◆ TASK: Would you please copy each line of the listing that mentions "eleverna"?
--- --- ---
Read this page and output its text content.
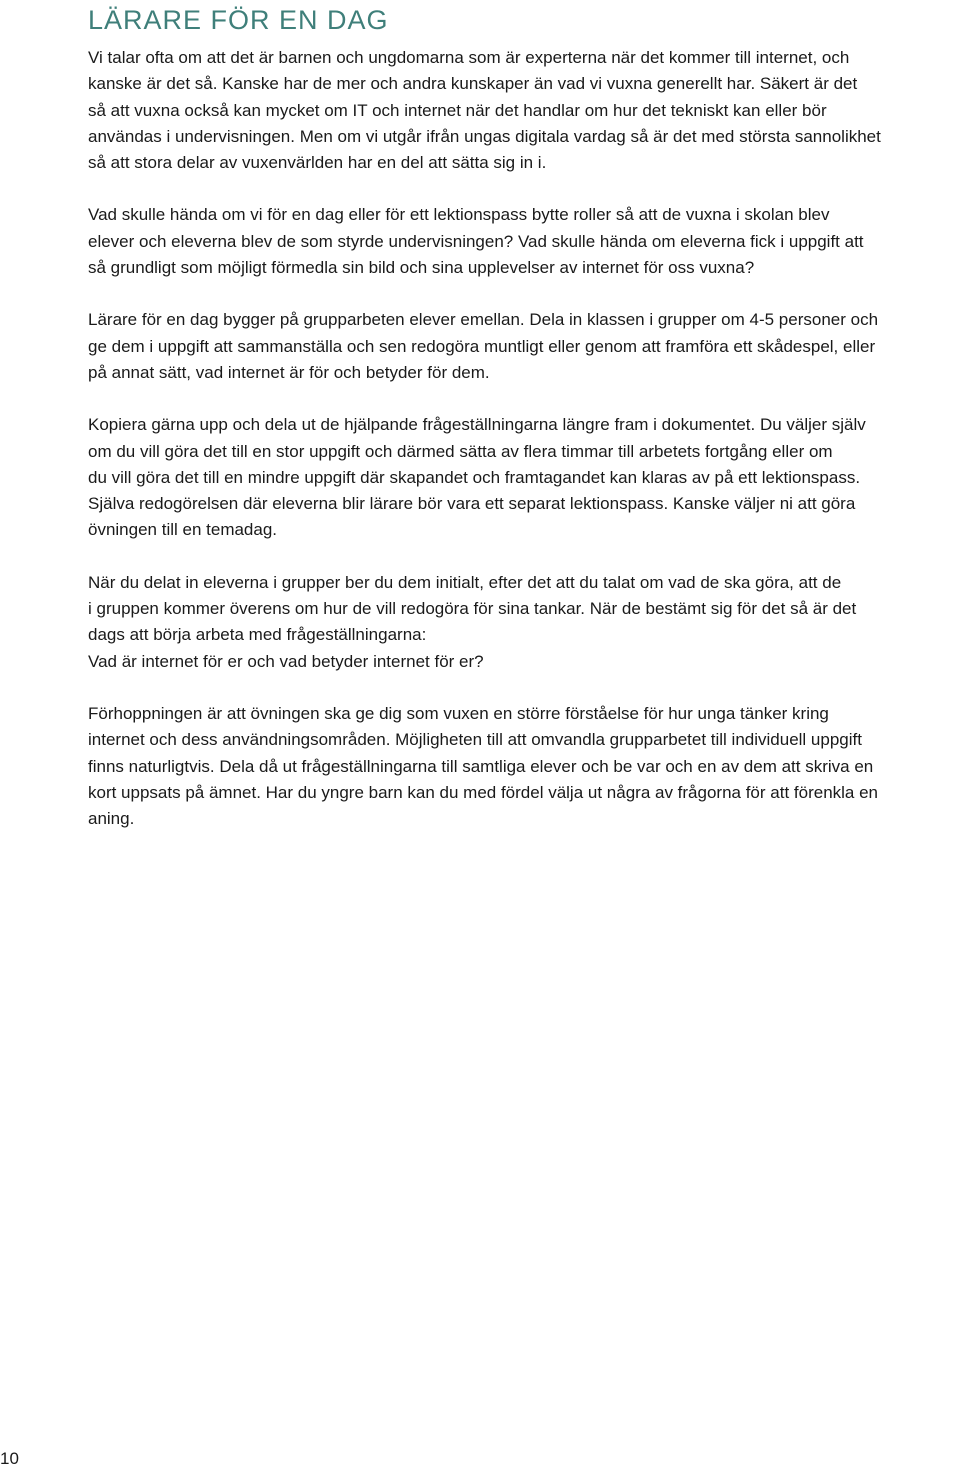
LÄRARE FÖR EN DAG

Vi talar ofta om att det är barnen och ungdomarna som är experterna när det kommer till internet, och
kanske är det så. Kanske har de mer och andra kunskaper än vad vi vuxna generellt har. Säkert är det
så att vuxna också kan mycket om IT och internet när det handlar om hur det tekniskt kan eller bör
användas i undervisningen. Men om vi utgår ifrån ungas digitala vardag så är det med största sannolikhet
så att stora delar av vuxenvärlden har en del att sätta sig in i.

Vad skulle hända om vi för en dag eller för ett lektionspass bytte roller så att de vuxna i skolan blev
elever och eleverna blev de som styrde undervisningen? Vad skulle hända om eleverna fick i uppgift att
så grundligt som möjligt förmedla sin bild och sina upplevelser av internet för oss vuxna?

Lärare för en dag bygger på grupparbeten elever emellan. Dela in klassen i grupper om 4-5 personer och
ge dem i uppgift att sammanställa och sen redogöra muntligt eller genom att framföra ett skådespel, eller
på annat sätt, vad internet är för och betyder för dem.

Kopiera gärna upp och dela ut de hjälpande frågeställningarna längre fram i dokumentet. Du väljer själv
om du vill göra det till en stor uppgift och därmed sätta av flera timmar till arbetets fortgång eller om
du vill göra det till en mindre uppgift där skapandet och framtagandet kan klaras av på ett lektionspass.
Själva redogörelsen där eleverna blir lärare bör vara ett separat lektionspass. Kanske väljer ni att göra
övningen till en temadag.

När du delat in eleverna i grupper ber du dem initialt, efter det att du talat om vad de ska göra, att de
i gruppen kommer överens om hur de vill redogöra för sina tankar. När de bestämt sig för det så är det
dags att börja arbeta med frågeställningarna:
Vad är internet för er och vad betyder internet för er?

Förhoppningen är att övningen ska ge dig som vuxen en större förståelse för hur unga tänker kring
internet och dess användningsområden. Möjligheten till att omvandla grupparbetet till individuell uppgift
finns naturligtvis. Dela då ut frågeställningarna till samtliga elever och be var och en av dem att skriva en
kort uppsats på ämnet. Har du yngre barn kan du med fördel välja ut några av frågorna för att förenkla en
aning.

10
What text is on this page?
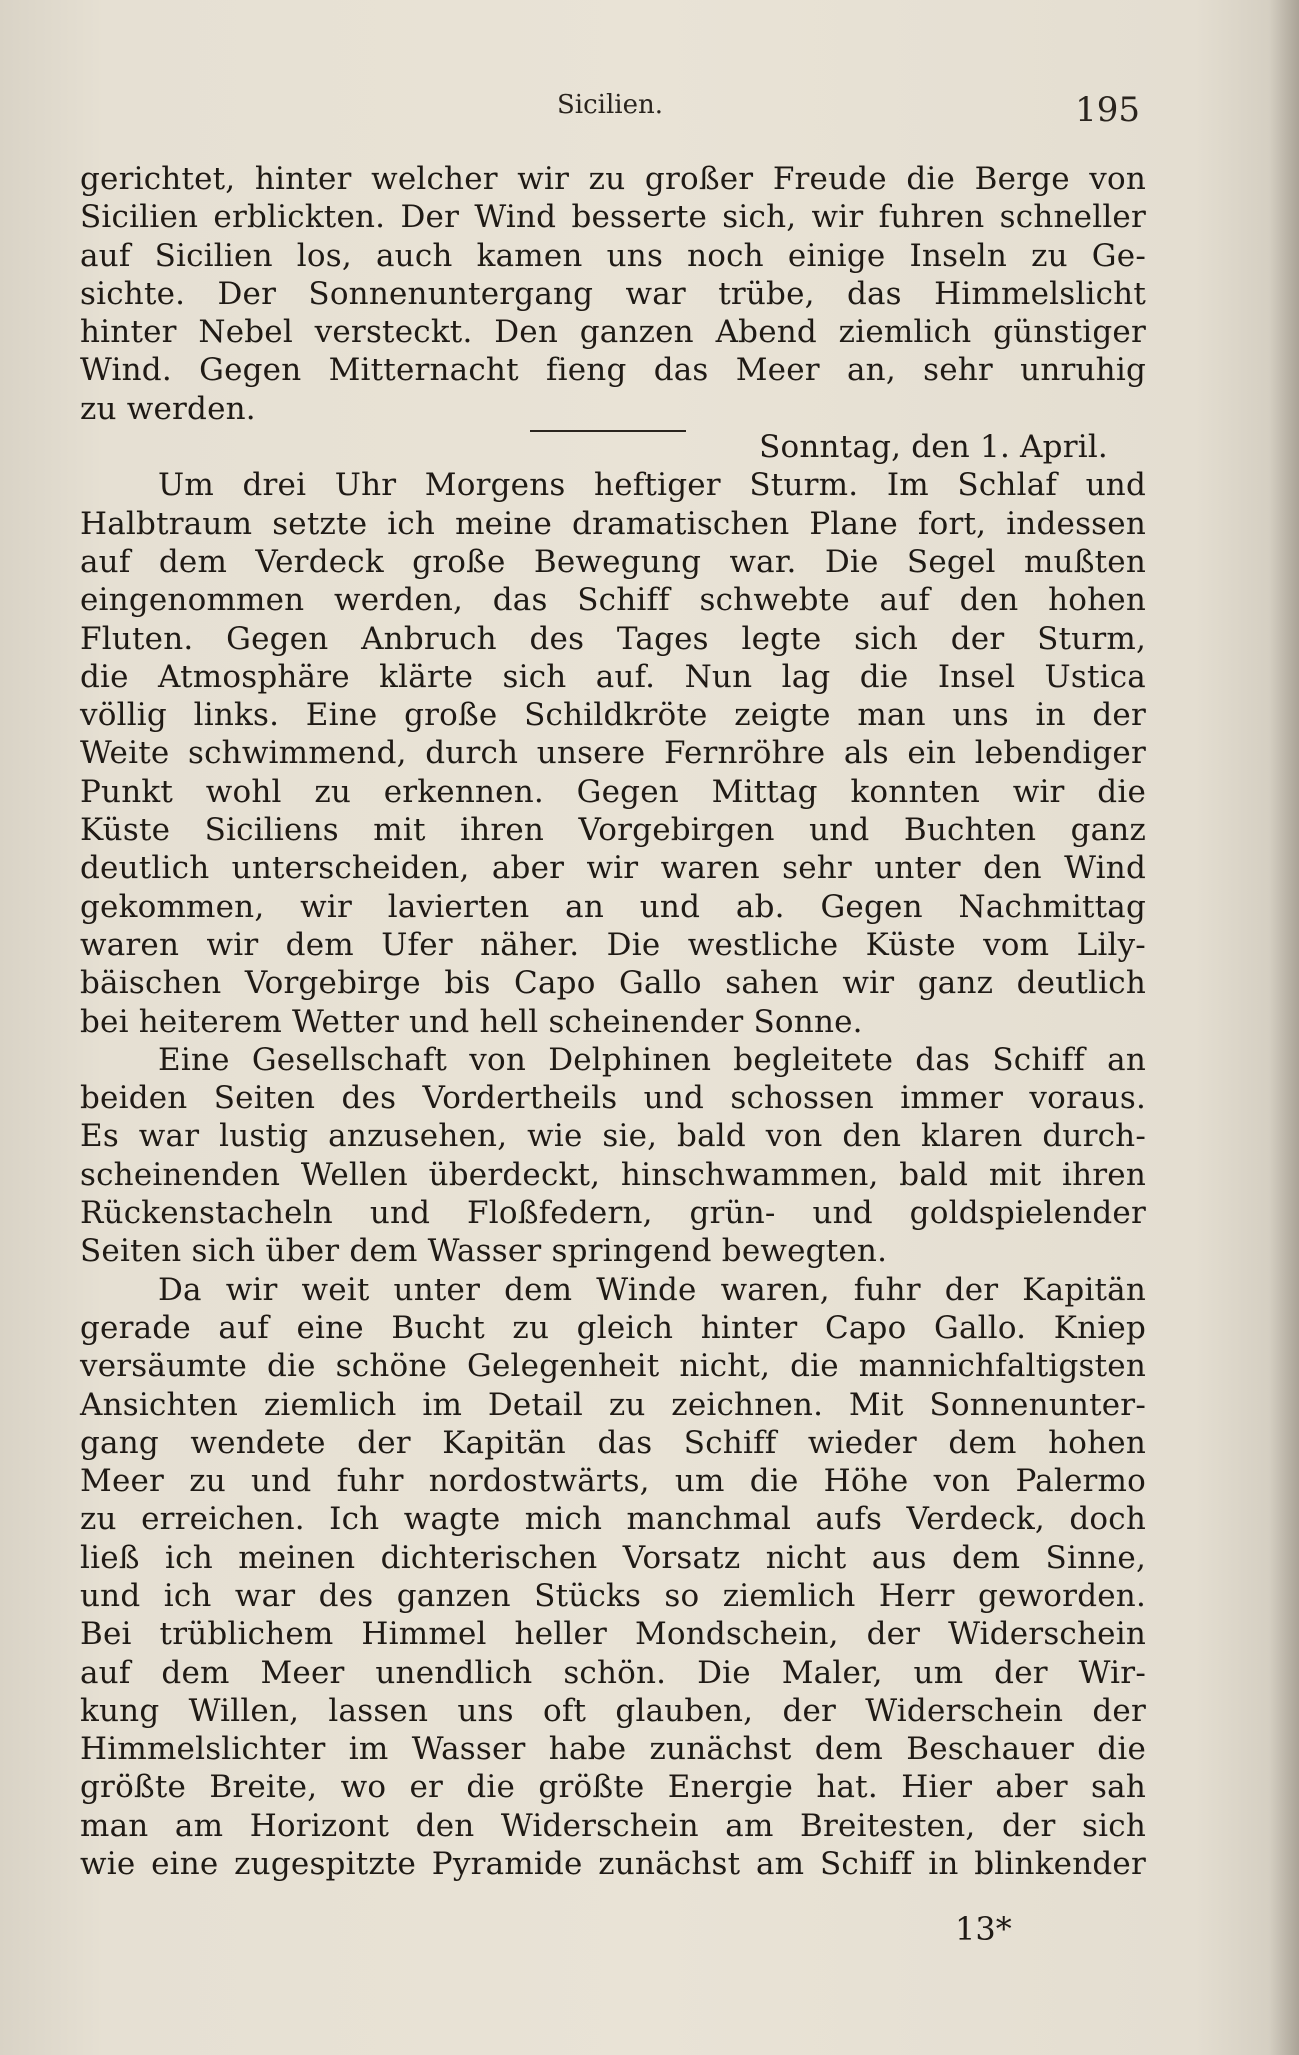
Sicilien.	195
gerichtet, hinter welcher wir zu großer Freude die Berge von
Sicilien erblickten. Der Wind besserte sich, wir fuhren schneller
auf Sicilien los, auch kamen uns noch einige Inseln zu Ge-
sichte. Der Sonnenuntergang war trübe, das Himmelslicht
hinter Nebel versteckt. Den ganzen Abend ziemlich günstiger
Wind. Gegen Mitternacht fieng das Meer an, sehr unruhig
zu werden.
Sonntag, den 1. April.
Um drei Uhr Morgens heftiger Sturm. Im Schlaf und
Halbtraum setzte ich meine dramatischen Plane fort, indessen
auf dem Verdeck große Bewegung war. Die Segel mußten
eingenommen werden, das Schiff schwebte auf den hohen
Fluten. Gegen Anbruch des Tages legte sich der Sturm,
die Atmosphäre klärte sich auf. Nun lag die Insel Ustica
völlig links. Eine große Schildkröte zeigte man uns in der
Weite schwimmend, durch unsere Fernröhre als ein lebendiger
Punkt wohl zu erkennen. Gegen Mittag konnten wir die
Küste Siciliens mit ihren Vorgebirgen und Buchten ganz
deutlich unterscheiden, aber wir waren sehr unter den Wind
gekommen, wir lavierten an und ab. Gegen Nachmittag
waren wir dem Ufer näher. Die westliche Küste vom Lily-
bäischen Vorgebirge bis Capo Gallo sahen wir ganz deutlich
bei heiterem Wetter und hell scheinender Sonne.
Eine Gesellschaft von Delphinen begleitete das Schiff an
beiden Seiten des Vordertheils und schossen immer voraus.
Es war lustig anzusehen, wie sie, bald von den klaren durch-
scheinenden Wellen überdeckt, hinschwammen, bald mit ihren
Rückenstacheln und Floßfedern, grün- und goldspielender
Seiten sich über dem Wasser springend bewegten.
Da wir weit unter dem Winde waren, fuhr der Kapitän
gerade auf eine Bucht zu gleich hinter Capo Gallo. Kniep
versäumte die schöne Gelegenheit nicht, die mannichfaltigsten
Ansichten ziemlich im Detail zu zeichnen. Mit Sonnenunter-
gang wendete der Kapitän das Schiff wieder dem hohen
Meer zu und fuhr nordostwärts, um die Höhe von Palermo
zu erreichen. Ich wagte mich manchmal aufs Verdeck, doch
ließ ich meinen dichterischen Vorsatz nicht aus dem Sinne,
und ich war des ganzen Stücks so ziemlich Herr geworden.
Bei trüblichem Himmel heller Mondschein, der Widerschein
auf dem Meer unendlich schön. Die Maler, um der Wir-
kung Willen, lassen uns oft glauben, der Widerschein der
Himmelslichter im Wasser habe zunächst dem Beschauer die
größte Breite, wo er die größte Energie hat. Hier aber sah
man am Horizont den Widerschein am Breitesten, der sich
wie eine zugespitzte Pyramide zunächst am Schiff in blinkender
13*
--- --- ---
◆ TASK RESPONSE:
elever och eleverna blev de som styrde undervisningen? Vad skulle hända om eleverna fick i uppgift att
Själva redogörelsen där eleverna blir lärare bör vara ett separat lektionspass. Kanske väljer ni att göra
När du delat in eleverna i grupper ber du dem initialt, efter det att du talat om vad de ska göra, att de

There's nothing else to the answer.